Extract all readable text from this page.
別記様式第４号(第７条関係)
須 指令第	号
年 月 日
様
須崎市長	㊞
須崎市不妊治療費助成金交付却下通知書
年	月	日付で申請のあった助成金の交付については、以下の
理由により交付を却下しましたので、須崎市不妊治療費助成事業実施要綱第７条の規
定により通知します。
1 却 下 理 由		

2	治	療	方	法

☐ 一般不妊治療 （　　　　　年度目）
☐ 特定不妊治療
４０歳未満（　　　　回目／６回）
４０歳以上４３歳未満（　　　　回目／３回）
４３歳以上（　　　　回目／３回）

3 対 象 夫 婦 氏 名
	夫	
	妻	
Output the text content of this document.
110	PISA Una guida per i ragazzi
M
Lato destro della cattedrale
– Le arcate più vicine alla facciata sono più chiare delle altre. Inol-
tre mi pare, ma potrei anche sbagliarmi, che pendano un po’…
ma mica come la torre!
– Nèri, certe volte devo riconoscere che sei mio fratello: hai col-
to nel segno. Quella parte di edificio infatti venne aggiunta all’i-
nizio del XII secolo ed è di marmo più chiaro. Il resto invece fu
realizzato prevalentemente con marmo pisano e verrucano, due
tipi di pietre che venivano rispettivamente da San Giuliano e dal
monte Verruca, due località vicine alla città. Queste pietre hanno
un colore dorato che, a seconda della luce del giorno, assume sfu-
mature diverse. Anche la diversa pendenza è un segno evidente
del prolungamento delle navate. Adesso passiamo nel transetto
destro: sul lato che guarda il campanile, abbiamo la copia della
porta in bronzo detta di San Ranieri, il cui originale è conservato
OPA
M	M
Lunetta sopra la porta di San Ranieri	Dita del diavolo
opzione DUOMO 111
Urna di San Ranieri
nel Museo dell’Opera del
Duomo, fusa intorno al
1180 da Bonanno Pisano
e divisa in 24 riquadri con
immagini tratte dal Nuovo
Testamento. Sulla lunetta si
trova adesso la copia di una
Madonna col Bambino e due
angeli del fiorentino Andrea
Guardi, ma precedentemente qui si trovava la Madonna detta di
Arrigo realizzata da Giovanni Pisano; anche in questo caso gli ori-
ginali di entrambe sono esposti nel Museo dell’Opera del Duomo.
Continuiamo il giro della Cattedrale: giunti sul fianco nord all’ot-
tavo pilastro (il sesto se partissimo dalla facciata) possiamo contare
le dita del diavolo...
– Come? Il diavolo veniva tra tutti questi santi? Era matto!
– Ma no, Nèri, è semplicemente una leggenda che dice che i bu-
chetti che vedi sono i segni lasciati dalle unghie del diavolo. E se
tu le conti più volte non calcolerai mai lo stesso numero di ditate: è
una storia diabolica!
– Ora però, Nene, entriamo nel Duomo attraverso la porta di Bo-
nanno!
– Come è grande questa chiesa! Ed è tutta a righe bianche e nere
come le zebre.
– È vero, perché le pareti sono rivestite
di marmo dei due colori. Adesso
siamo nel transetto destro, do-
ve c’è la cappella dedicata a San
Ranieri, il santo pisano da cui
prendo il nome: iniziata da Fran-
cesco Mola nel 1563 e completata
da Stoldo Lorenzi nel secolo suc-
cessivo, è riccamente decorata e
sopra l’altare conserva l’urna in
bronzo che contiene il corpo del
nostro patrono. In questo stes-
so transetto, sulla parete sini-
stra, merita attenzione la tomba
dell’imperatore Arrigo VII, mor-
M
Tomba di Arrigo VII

STATED GOAL ->
Above are the records; copy every line in them that holds the word "della".

SOLVED EXERCISE ->
Lato destro della cattedrale
un colore dorato che, a seconda della luce del giorno, assume sfu-
destro: sul lato che guarda il campanile, abbiamo la copia della
Continuiamo il giro della Cattedrale: giunti sul fianco nord all’ot-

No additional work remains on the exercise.